--- BEGIN RECORDS FOR THIS TASK ---

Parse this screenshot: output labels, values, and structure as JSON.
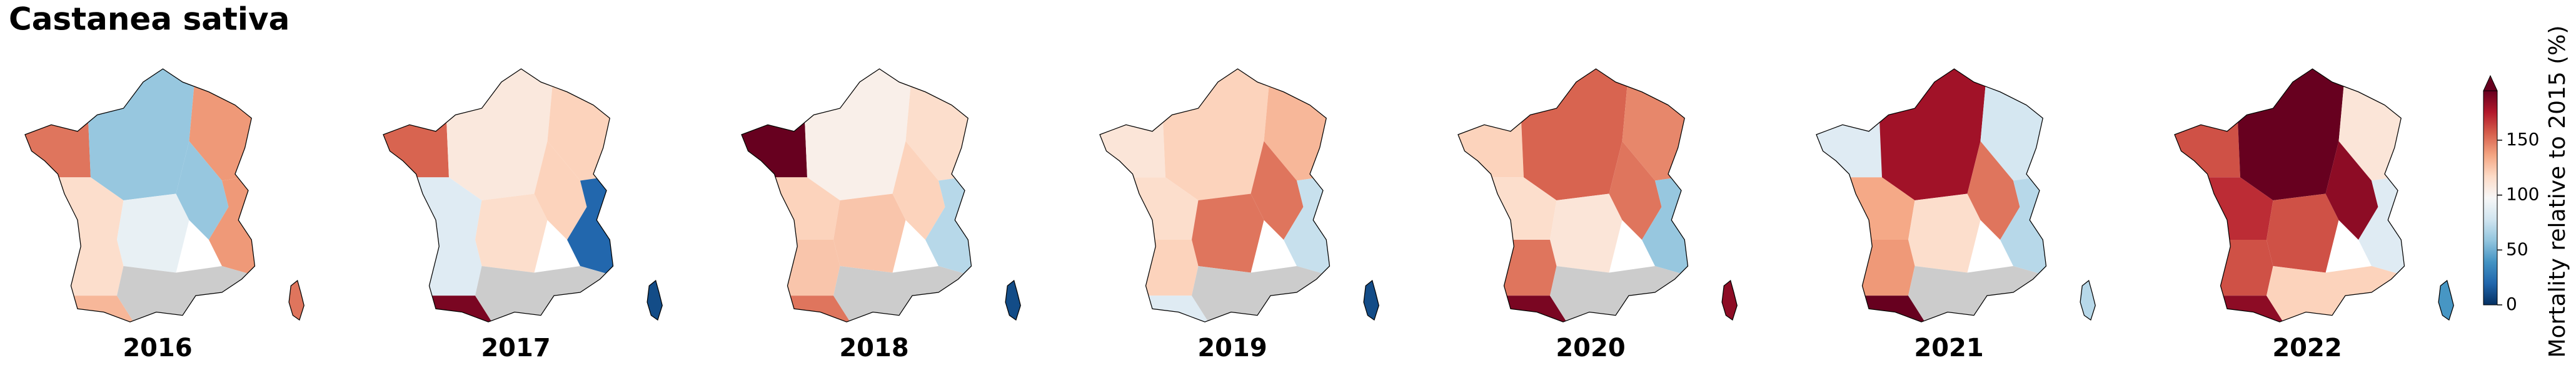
{
  "chart_data": {
    "type": "map",
    "title": "Castanea sativa",
    "cmap": [
      "#053061",
      "#2166ac",
      "#4393c3",
      "#92c5de",
      "#d1e5f0",
      "#f7f7f7",
      "#fddbc7",
      "#f4a582",
      "#d6604d",
      "#b2182b",
      "#67001f"
    ],
    "missing_color": "#cccccc",
    "panels": [
      {
        "title": "2016",
        "values": [
          150,
          60,
          140,
          115,
          90,
          60,
          140,
          115,
          130,
          null,
          150
        ]
      },
      {
        "title": "2017",
        "values": [
          155,
          108,
          120,
          85,
          115,
          120,
          20,
          85,
          190,
          null,
          10
        ]
      },
      {
        "title": "2018",
        "values": [
          195,
          103,
          115,
          120,
          125,
          120,
          70,
          125,
          150,
          null,
          10
        ]
      },
      {
        "title": "2019",
        "values": [
          110,
          120,
          130,
          115,
          150,
          150,
          75,
          120,
          85,
          null,
          10
        ]
      },
      {
        "title": "2020",
        "values": [
          120,
          155,
          145,
          115,
          110,
          150,
          60,
          150,
          190,
          null,
          185
        ]
      },
      {
        "title": "2021",
        "values": [
          85,
          180,
          80,
          135,
          115,
          150,
          70,
          140,
          195,
          null,
          70
        ]
      },
      {
        "title": "2022",
        "values": [
          160,
          200,
          110,
          170,
          160,
          185,
          85,
          160,
          185,
          120,
          40
        ]
      }
    ],
    "colorbar": {
      "label": "Mortality relative to 2015 (%)",
      "lim": [
        0,
        195
      ],
      "ticks": [
        0,
        50,
        100,
        150
      ],
      "extend": "max"
    }
  }
}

--- END RECORDS FOR THIS TASK ---

__CHALLENGE__. Take the entries shown above and quote them verbatim, passing over the pictures.

__WRITTEN ANSWER__.
Parse this screenshot: output labels, values, and structure as JSON.
{
  "chart_data": {
    "type": "map",
    "title": "Castanea sativa",
    "cmap": [
      "#053061",
      "#2166ac",
      "#4393c3",
      "#92c5de",
      "#d1e5f0",
      "#f7f7f7",
      "#fddbc7",
      "#f4a582",
      "#d6604d",
      "#b2182b",
      "#67001f"
    ],
    "missing_color": "#cccccc",
    "panels": [
      {
        "title": "2016",
        "values": [
          150,
          60,
          140,
          115,
          90,
          60,
          140,
          115,
          130,
          null,
          150
        ]
      },
      {
        "title": "2017",
        "values": [
          155,
          108,
          120,
          85,
          115,
          120,
          20,
          85,
          190,
          null,
          10
        ]
      },
      {
        "title": "2018",
        "values": [
          195,
          103,
          115,
          120,
          125,
          120,
          70,
          125,
          150,
          null,
          10
        ]
      },
      {
        "title": "2019",
        "values": [
          110,
          120,
          130,
          115,
          150,
          150,
          75,
          120,
          85,
          null,
          10
        ]
      },
      {
        "title": "2020",
        "values": [
          120,
          155,
          145,
          115,
          110,
          150,
          60,
          150,
          190,
          null,
          185
        ]
      },
      {
        "title": "2021",
        "values": [
          85,
          180,
          80,
          135,
          115,
          150,
          70,
          140,
          195,
          null,
          70
        ]
      },
      {
        "title": "2022",
        "values": [
          160,
          200,
          110,
          170,
          160,
          185,
          85,
          160,
          185,
          120,
          40
        ]
      }
    ],
    "colorbar": {
      "label": "Mortality relative to 2015 (%)",
      "lim": [
        0,
        195
      ],
      "ticks": [
        0,
        50,
        100,
        150
      ],
      "extend": "max"
    }
  }
}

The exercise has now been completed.